■ **EXERCISE OBJECTIVE**:
Reproduce all entries precisely as they are written.

────────

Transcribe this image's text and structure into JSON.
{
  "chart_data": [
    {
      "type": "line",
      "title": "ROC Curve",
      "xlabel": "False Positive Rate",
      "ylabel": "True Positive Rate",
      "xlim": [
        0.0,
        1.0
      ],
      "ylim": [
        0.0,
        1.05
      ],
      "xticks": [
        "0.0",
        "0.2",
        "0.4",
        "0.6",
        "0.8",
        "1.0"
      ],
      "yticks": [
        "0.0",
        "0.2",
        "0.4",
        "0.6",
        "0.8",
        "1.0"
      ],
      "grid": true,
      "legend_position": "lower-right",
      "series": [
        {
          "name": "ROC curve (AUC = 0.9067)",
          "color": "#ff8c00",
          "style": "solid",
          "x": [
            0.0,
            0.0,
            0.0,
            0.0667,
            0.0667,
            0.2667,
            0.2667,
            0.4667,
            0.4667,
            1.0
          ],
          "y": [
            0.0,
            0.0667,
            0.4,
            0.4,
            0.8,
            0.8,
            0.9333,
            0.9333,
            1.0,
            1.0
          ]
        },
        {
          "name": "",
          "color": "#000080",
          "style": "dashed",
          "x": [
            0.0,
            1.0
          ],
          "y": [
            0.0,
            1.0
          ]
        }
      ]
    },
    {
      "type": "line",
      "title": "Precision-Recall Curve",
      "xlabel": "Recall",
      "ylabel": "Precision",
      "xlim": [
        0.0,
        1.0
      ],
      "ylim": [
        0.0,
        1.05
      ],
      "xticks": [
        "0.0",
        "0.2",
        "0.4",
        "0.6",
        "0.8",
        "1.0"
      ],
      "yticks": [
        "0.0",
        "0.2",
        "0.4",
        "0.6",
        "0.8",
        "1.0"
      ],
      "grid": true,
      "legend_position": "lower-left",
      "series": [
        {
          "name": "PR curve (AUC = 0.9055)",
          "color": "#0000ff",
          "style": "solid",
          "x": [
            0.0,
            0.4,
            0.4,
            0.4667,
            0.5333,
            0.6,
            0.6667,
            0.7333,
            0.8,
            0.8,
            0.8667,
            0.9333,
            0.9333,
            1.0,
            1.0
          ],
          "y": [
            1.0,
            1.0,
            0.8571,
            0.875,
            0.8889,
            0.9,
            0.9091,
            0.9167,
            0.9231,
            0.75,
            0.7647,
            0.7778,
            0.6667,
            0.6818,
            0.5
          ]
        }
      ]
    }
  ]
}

────────

■ **COMPLETED TASK**:
Transcribe this image's text and structure into JSON.
{
  "chart_data": [
    {
      "type": "line",
      "title": "ROC Curve",
      "xlabel": "False Positive Rate",
      "ylabel": "True Positive Rate",
      "xlim": [
        0.0,
        1.0
      ],
      "ylim": [
        0.0,
        1.05
      ],
      "xticks": [
        "0.0",
        "0.2",
        "0.4",
        "0.6",
        "0.8",
        "1.0"
      ],
      "yticks": [
        "0.0",
        "0.2",
        "0.4",
        "0.6",
        "0.8",
        "1.0"
      ],
      "grid": true,
      "legend_position": "lower-right",
      "series": [
        {
          "name": "ROC curve (AUC = 0.9067)",
          "color": "#ff8c00",
          "style": "solid",
          "x": [
            0.0,
            0.0,
            0.0,
            0.0667,
            0.0667,
            0.2667,
            0.2667,
            0.4667,
            0.4667,
            1.0
          ],
          "y": [
            0.0,
            0.0667,
            0.4,
            0.4,
            0.8,
            0.8,
            0.9333,
            0.9333,
            1.0,
            1.0
          ]
        },
        {
          "name": "",
          "color": "#000080",
          "style": "dashed",
          "x": [
            0.0,
            1.0
          ],
          "y": [
            0.0,
            1.0
          ]
        }
      ]
    },
    {
      "type": "line",
      "title": "Precision-Recall Curve",
      "xlabel": "Recall",
      "ylabel": "Precision",
      "xlim": [
        0.0,
        1.0
      ],
      "ylim": [
        0.0,
        1.05
      ],
      "xticks": [
        "0.0",
        "0.2",
        "0.4",
        "0.6",
        "0.8",
        "1.0"
      ],
      "yticks": [
        "0.0",
        "0.2",
        "0.4",
        "0.6",
        "0.8",
        "1.0"
      ],
      "grid": true,
      "legend_position": "lower-left",
      "series": [
        {
          "name": "PR curve (AUC = 0.9055)",
          "color": "#0000ff",
          "style": "solid",
          "x": [
            0.0,
            0.4,
            0.4,
            0.4667,
            0.5333,
            0.6,
            0.6667,
            0.7333,
            0.8,
            0.8,
            0.8667,
            0.9333,
            0.9333,
            1.0,
            1.0
          ],
          "y": [
            1.0,
            1.0,
            0.8571,
            0.875,
            0.8889,
            0.9,
            0.9091,
            0.9167,
            0.9231,
            0.75,
            0.7647,
            0.7778,
            0.6667,
            0.6818,
            0.5
          ]
        }
      ]
    }
  ]
}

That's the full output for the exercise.